> Supplied data
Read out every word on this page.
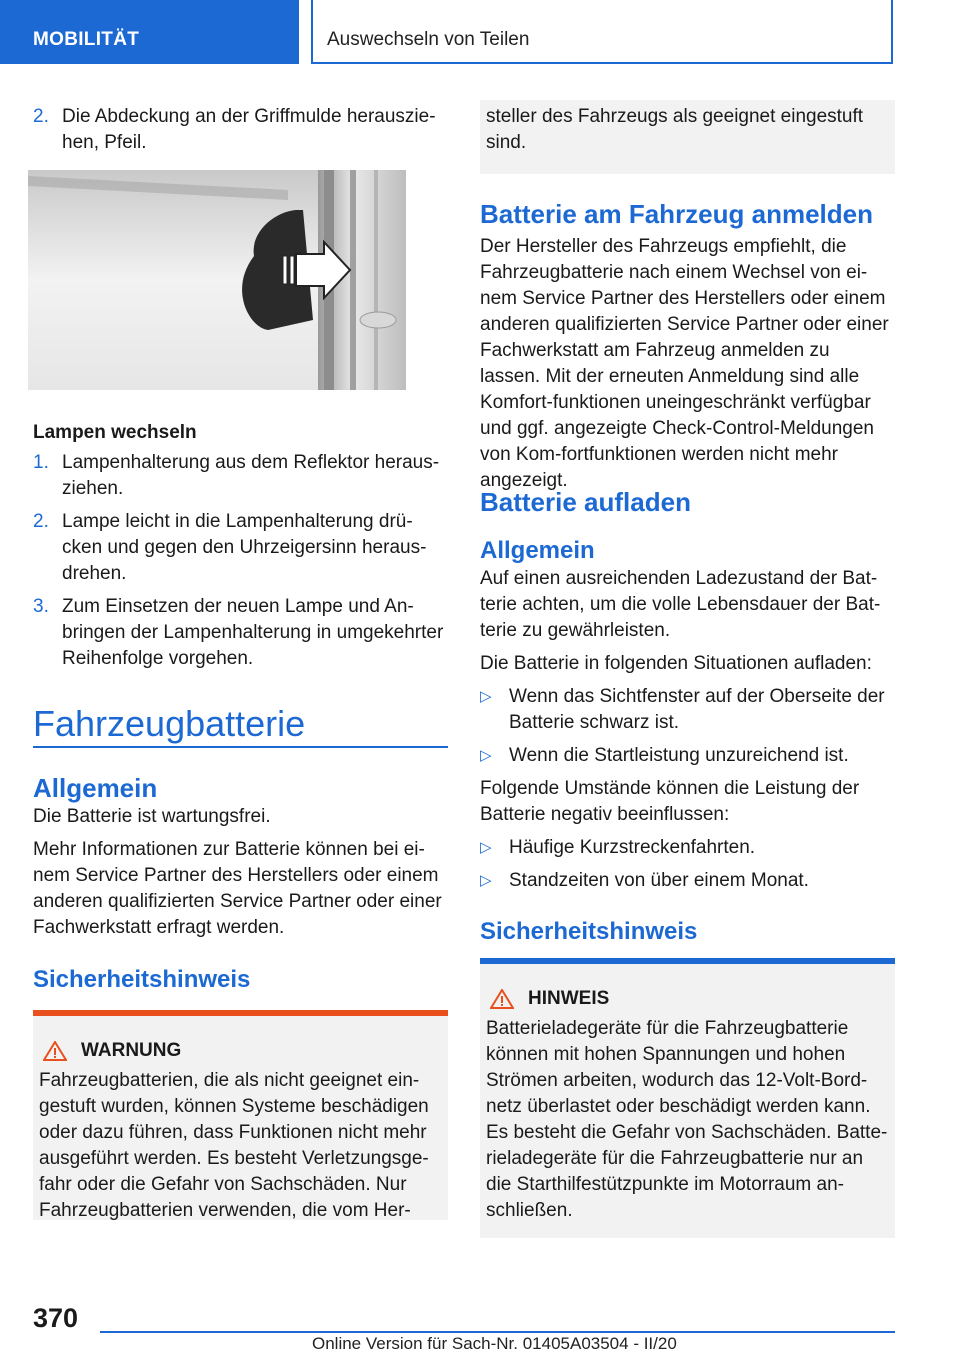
MOBILITÄT	Auswechseln von Teilen
2. Die Abdeckung an der Griffmulde herauszie-hen, Pfeil.
Lampen wechseln
1. Lampenhalterung aus dem Reflektor heraus-ziehen.
2. Lampe leicht in die Lampenhalterung drü-cken und gegen den Uhrzeigersinn heraus-drehen.
3. Zum Einsetzen der neuen Lampe und An-bringen der Lampenhalterung in umgekehrter Reihenfolge vorgehen.
Fahrzeugbatterie
Allgemein

Die Batterie ist wartungsfrei.

Mehr Informationen zur Batterie können bei ei-nem Service Partner des Herstellers oder einem anderen qualifizierten Service Partner oder einer Fachwerkstatt erfragt werden.

Sicherheitshinweis
WARNUNG
Fahrzeugbatterien, die als nicht geeignet ein-gestuft wurden, können Systeme beschädigen oder dazu führen, dass Funktionen nicht mehr ausgeführt werden. Es besteht Verletzungsge-fahr oder die Gefahr von Sachschäden. Nur Fahrzeugbatterien verwenden, die vom Her-
steller des Fahrzeugs als geeignet eingestuft sind.
Batterie am Fahrzeug anmelden

Der Hersteller des Fahrzeugs empfiehlt, die Fahrzeugbatterie nach einem Wechsel von ei-nem Service Partner des Herstellers oder einem anderen qualifizierten Service Partner oder einer Fachwerkstatt am Fahrzeug anmelden zu lassen. Mit der erneuten Anmeldung sind alle Komfort-funktionen uneingeschränkt verfügbar und ggf. angezeigte Check-Control-Meldungen von Kom-fortfunktionen werden nicht mehr angezeigt.

Batterie aufladen
Allgemein

Auf einen ausreichenden Ladezustand der Bat-terie achten, um die volle Lebensdauer der Bat-terie zu gewährleisten.

Die Batterie in folgenden Situationen aufladen:

▷ Wenn das Sichtfenster auf der Oberseite der Batterie schwarz ist.
▷ Wenn die Startleistung unzureichend ist.

Folgende Umstände können die Leistung der Batterie negativ beeinflussen:

▷ Häufige Kurzstreckenfahrten.
▷ Standzeiten von über einem Monat.
Sicherheitshinweis
HINWEIS
Batterieladegeräte für die Fahrzeugbatterie können mit hohen Spannungen und hohen Strömen arbeiten, wodurch das 12-Volt-Bord-netz überlastet oder beschädigt werden kann. Es besteht die Gefahr von Sachschäden. Batte-rieladegeräte für die Fahrzeugbatterie nur an die Starthilfestützpunkte im Motorraum an-schließen.
370
Online Version für Sach-Nr. 01405A03504 - II/20
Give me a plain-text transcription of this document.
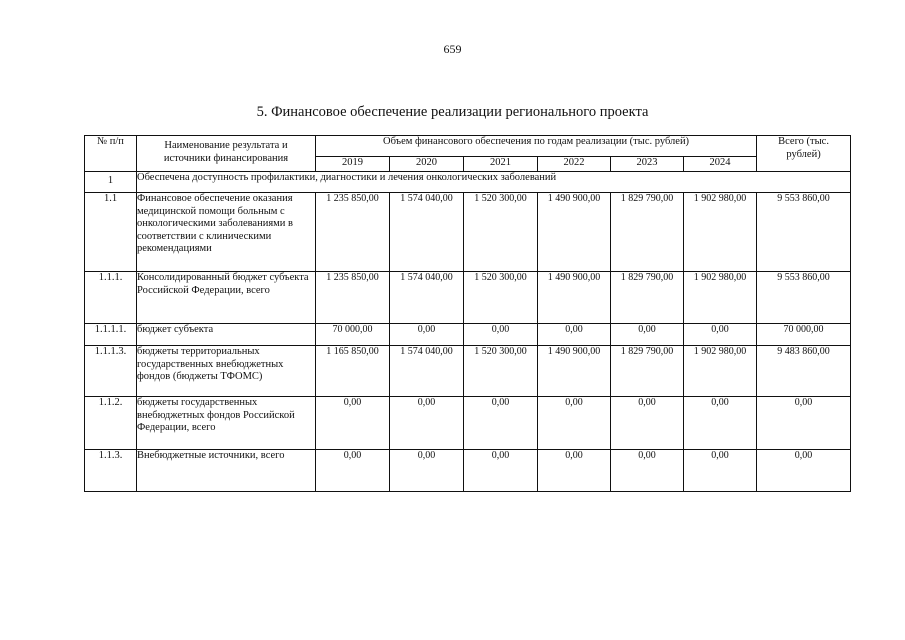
659
5. Финансовое обеспечение реализации регионального проекта
№ п/п	Наименование результата и источники финансирования	Объем финансового обеспечения по годам реализации (тыс. рублей)						Всего (тыс. рублей)
		2019	2020	2021	2022	2023	2024	
1	Обеспечена доступность профилактики, диагностики и лечения онкологических заболеваний							
1.1	Финансовое обеспечение оказания медицинской помощи больным с онкологическими заболеваниями в соответствии с клиническими рекомендациями	1 235 850,00	1 574 040,00	1 520 300,00	1 490 900,00	1 829 790,00	1 902 980,00	9 553 860,00
1.1.1.	Консолидированный бюджет субъекта Российской Федерации, всего	1 235 850,00	1 574 040,00	1 520 300,00	1 490 900,00	1 829 790,00	1 902 980,00	9 553 860,00
1.1.1.1.	бюджет субъекта	70 000,00	0,00	0,00	0,00	0,00	0,00	70 000,00
1.1.1.3.	бюджеты территориальных государственных внебюджетных фондов (бюджеты ТФОМС)	1 165 850,00	1 574 040,00	1 520 300,00	1 490 900,00	1 829 790,00	1 902 980,00	9 483 860,00
1.1.2.	бюджеты государственных внебюджетных фондов Российской Федерации, всего	0,00	0,00	0,00	0,00	0,00	0,00	0,00
1.1.3.	Внебюджетные источники, всего	0,00	0,00	0,00	0,00	0,00	0,00	0,00
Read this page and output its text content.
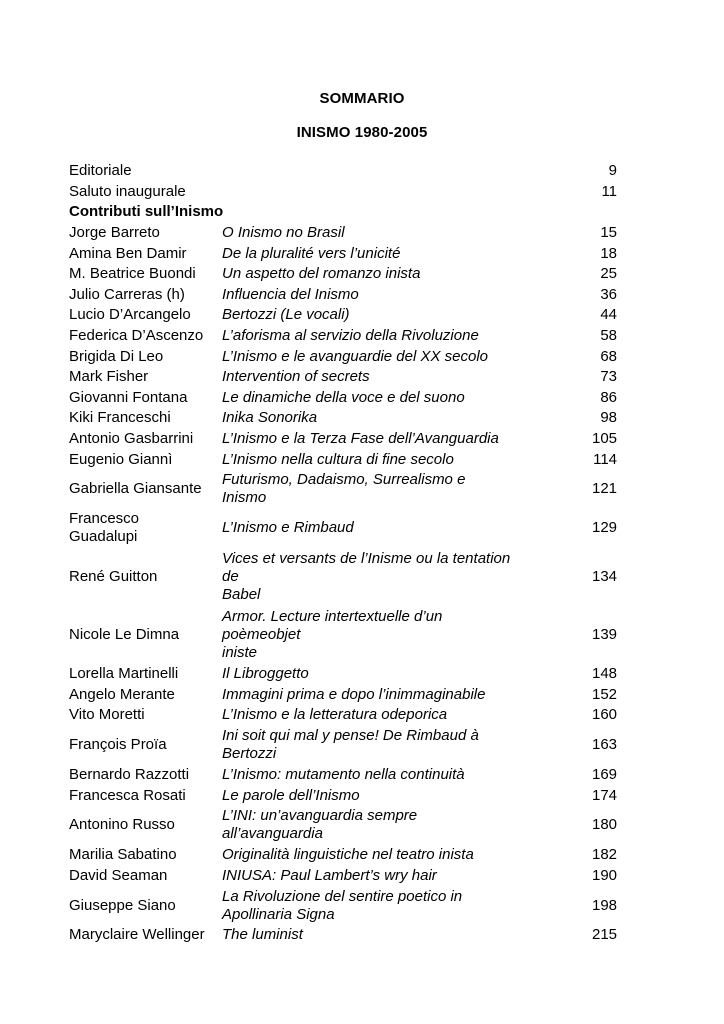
SOMMARIO
INISMO 1980-2005
Editoriale		9
Saluto inaugurale		11
Contributi sull’Inismo		
Jorge Barreto	O Inismo no Brasil	15
Amina Ben Damir	De la pluralité vers l’unicité	18
M. Beatrice Buondi	Un aspetto del romanzo inista	25
Julio Carreras (h)	Influencia del Inismo	36
Lucio D’Arcangelo	Bertozzi (Le vocali)	44
Federica D’Ascenzo	L’aforisma al servizio della Rivoluzione	58
Brigida Di Leo	L’Inismo e le avanguardie del XX secolo	68
Mark Fisher	Intervention of secrets	73
Giovanni Fontana	Le dinamiche della voce e del suono	86
Kiki Franceschi	Inika Sonorika	98
Antonio Gasbarrini	L’Inismo e la Terza Fase dell’Avanguardia	105
Eugenio Giannì	L’Inismo nella cultura di fine secolo	114
Gabriella Giansante	Futurismo, Dadaismo, Surrealismo e
Inismo	121

Francesco
Guadalupi	L’Inismo e Rimbaud	129
René Guitton	Vices et versants de l’Inisme ou la tentation
de
Babel	134
Nicole Le Dimna	Armor. Lecture intertextuelle d’un
poèmeobjet
iniste	139
Lorella Martinelli	Il Libroggetto	148
Angelo Merante	Immagini prima e dopo l’inimmaginabile	152
Vito Moretti	L’Inismo e la letteratura odeporica	160
François Proïa	Ini soit qui mal y pense! De Rimbaud à
Bertozzi	163
Bernardo Razzotti	L’Inismo: mutamento nella continuità	169
Francesca Rosati	Le parole dell’Inismo	174
Antonino Russo	L’INI: un’avanguardia sempre
all’avanguardia	180
Marilia Sabatino	Originalità linguistiche nel teatro inista	182
David Seaman	INIUSA: Paul Lambert’s wry hair	190
Giuseppe Siano	La Rivoluzione del sentire poetico in
Apollinaria Signa	198
Maryclaire Wellinger	The luminist	215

> Problem requirements
Copy the records exactly as they appear, excluding images.

> Response
Read out every word on this page.
MOBILITÄT	Auswechseln von Teilen
2. Die Abdeckung an der Griffmulde herauszie-hen, Pfeil.
Lampen wechseln
1. Lampenhalterung aus dem Reflektor heraus-ziehen.
2. Lampe leicht in die Lampenhalterung drü-cken und gegen den Uhrzeigersinn heraus-drehen.
3. Zum Einsetzen der neuen Lampe und An-bringen der Lampenhalterung in umgekehrter Reihenfolge vorgehen.
Fahrzeugbatterie
Allgemein

Die Batterie ist wartungsfrei.

Mehr Informationen zur Batterie können bei ei-nem Service Partner des Herstellers oder einem anderen qualifizierten Service Partner oder einer Fachwerkstatt erfragt werden.

Sicherheitshinweis
WARNUNG
Fahrzeugbatterien, die als nicht geeignet ein-gestuft wurden, können Systeme beschädigen oder dazu führen, dass Funktionen nicht mehr ausgeführt werden. Es besteht Verletzungsge-fahr oder die Gefahr von Sachschäden. Nur Fahrzeugbatterien verwenden, die vom Her-
steller des Fahrzeugs als geeignet eingestuft sind.
Batterie am Fahrzeug anmelden

Der Hersteller des Fahrzeugs empfiehlt, die Fahrzeugbatterie nach einem Wechsel von ei-nem Service Partner des Herstellers oder einem anderen qualifizierten Service Partner oder einer Fachwerkstatt am Fahrzeug anmelden zu lassen. Mit der erneuten Anmeldung sind alle Komfort-funktionen uneingeschränkt verfügbar und ggf. angezeigte Check-Control-Meldungen von Kom-fortfunktionen werden nicht mehr angezeigt.

Batterie aufladen
Allgemein

Auf einen ausreichenden Ladezustand der Bat-terie achten, um die volle Lebensdauer der Bat-terie zu gewährleisten.

Die Batterie in folgenden Situationen aufladen:

▷ Wenn das Sichtfenster auf der Oberseite der Batterie schwarz ist.
▷ Wenn die Startleistung unzureichend ist.

Folgende Umstände können die Leistung der Batterie negativ beeinflussen:

▷ Häufige Kurzstreckenfahrten.
▷ Standzeiten von über einem Monat.
Sicherheitshinweis
HINWEIS
Batterieladegeräte für die Fahrzeugbatterie können mit hohen Spannungen und hohen Strömen arbeiten, wodurch das 12-Volt-Bord-netz überlastet oder beschädigt werden kann. Es besteht die Gefahr von Sachschäden. Batte-rieladegeräte für die Fahrzeugbatterie nur an die Starthilfestützpunkte im Motorraum an-schließen.
370
Online Version für Sach-Nr. 01405A03504 - II/20
Give me a plain-text transcription of this document.
659
5. Финансовое обеспечение реализации регионального проекта
№ п/п	Наименование результата и источники финансирования	Объем финансового обеспечения по годам реализации (тыс. рублей)						Всего (тыс. рублей)
		2019	2020	2021	2022	2023	2024	
1	Обеспечена доступность профилактики, диагностики и лечения онкологических заболеваний							
1.1	Финансовое обеспечение оказания медицинской помощи больным с онкологическими заболеваниями в соответствии с клиническими рекомендациями	1 235 850,00	1 574 040,00	1 520 300,00	1 490 900,00	1 829 790,00	1 902 980,00	9 553 860,00
1.1.1.	Консолидированный бюджет субъекта Российской Федерации, всего	1 235 850,00	1 574 040,00	1 520 300,00	1 490 900,00	1 829 790,00	1 902 980,00	9 553 860,00
1.1.1.1.	бюджет субъекта	70 000,00	0,00	0,00	0,00	0,00	0,00	70 000,00
1.1.1.3.	бюджеты территориальных государственных внебюджетных фондов (бюджеты ТФОМС)	1 165 850,00	1 574 040,00	1 520 300,00	1 490 900,00	1 829 790,00	1 902 980,00	9 483 860,00
1.1.2.	бюджеты государственных внебюджетных фондов Российской Федерации, всего	0,00	0,00	0,00	0,00	0,00	0,00	0,00
1.1.3.	Внебюджетные источники, всего	0,00	0,00	0,00	0,00	0,00	0,00	0,00
Read this page and output its text content.
SOMMARIO
INISMO 1980-2005
Editoriale		9
Saluto inaugurale		11
Contributi sull’Inismo		
Jorge Barreto	O Inismo no Brasil	15
Amina Ben Damir	De la pluralité vers l’unicité	18
M. Beatrice Buondi	Un aspetto del romanzo inista	25
Julio Carreras (h)	Influencia del Inismo	36
Lucio D’Arcangelo	Bertozzi (Le vocali)	44
Federica D’Ascenzo	L’aforisma al servizio della Rivoluzione	58
Brigida Di Leo	L’Inismo e le avanguardie del XX secolo	68
Mark Fisher	Intervention of secrets	73
Giovanni Fontana	Le dinamiche della voce e del suono	86
Kiki Franceschi	Inika Sonorika	98
Antonio Gasbarrini	L’Inismo e la Terza Fase dell’Avanguardia	105
Eugenio Giannì	L’Inismo nella cultura di fine secolo	114
Gabriella Giansante	Futurismo, Dadaismo, Surrealismo e
Inismo	121

Francesco
Guadalupi	L’Inismo e Rimbaud	129
René Guitton	Vices et versants de l’Inisme ou la tentation
de
Babel	134
Nicole Le Dimna	Armor. Lecture intertextuelle d’un
poèmeobjet
iniste	139
Lorella Martinelli	Il Libroggetto	148
Angelo Merante	Immagini prima e dopo l’inimmaginabile	152
Vito Moretti	L’Inismo e la letteratura odeporica	160
François Proïa	Ini soit qui mal y pense! De Rimbaud à
Bertozzi	163
Bernardo Razzotti	L’Inismo: mutamento nella continuità	169
Francesca Rosati	Le parole dell’Inismo	174
Antonino Russo	L’INI: un’avanguardia sempre
all’avanguardia	180
Marilia Sabatino	Originalità linguistiche nel teatro inista	182
David Seaman	INIUSA: Paul Lambert’s wry hair	190
Giuseppe Siano	La Rivoluzione del sentire poetico in
Apollinaria Signa	198
Maryclaire Wellinger	The luminist	215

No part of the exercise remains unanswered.